■ SET TASK ■
Output, word for word, the line that contains "Transcribe this image's" and all lines following it to the end of the listing. Drop the pictures.

-- START OF RECORDS FOR PROCESSING --

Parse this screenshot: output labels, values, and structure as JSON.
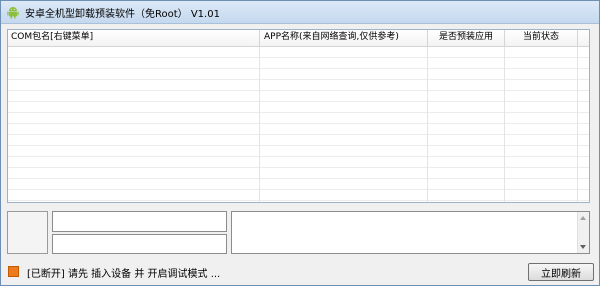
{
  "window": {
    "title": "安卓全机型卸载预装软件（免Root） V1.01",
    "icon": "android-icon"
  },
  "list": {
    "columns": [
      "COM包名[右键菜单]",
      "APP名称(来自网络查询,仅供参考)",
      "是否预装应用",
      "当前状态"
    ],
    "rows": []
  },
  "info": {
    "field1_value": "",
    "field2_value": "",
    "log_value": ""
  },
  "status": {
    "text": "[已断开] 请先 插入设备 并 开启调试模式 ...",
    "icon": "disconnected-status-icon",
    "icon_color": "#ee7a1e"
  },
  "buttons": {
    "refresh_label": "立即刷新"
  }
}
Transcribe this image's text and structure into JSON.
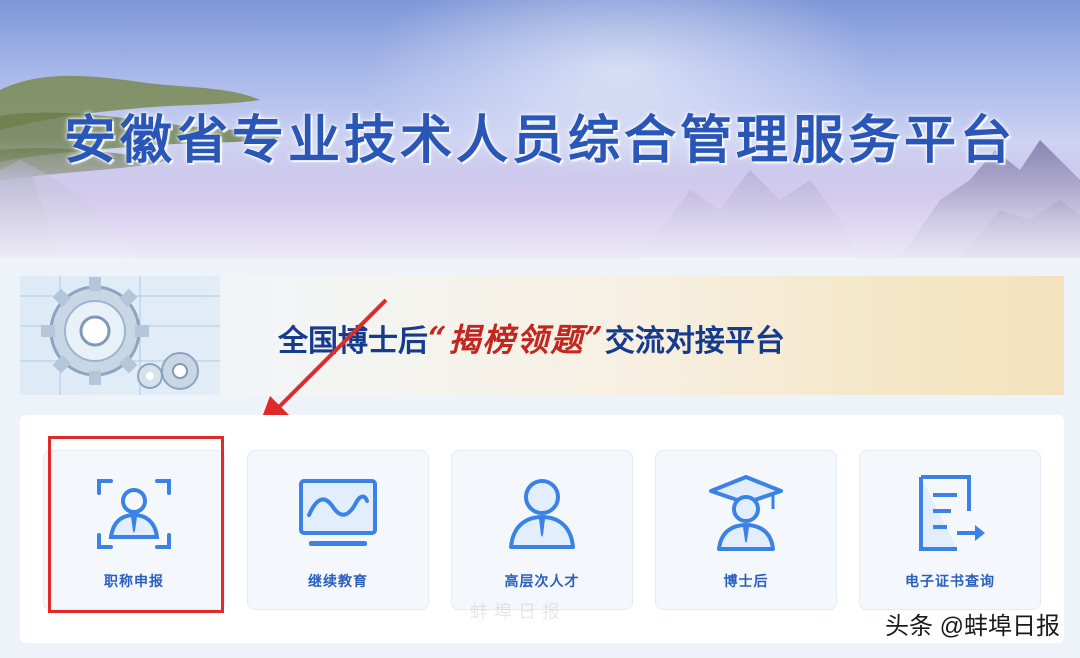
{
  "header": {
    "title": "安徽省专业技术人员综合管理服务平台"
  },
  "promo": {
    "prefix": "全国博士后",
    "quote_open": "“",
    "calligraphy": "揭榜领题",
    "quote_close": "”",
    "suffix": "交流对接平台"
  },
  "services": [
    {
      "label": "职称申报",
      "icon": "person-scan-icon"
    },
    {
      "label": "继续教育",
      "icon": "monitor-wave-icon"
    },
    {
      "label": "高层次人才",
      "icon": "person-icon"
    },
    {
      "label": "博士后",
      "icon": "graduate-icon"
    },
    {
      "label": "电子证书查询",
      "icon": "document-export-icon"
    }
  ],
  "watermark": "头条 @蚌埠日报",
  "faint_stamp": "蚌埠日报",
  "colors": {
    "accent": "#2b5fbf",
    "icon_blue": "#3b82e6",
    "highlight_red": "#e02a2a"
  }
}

-- END OF RECORDS FOR PROCESSING --

■ SOLVED PROBLEM ■
Transcribe this image's text and structure into JSON.
{
  "header": {
    "title": "安徽省专业技术人员综合管理服务平台"
  },
  "promo": {
    "prefix": "全国博士后",
    "quote_open": "“",
    "calligraphy": "揭榜领题",
    "quote_close": "”",
    "suffix": "交流对接平台"
  },
  "services": [
    {
      "label": "职称申报",
      "icon": "person-scan-icon"
    },
    {
      "label": "继续教育",
      "icon": "monitor-wave-icon"
    },
    {
      "label": "高层次人才",
      "icon": "person-icon"
    },
    {
      "label": "博士后",
      "icon": "graduate-icon"
    },
    {
      "label": "电子证书查询",
      "icon": "document-export-icon"
    }
  ],
  "watermark": "头条 @蚌埠日报",
  "faint_stamp": "蚌埠日报",
  "colors": {
    "accent": "#2b5fbf",
    "icon_blue": "#3b82e6",
    "highlight_red": "#e02a2a"
  }
}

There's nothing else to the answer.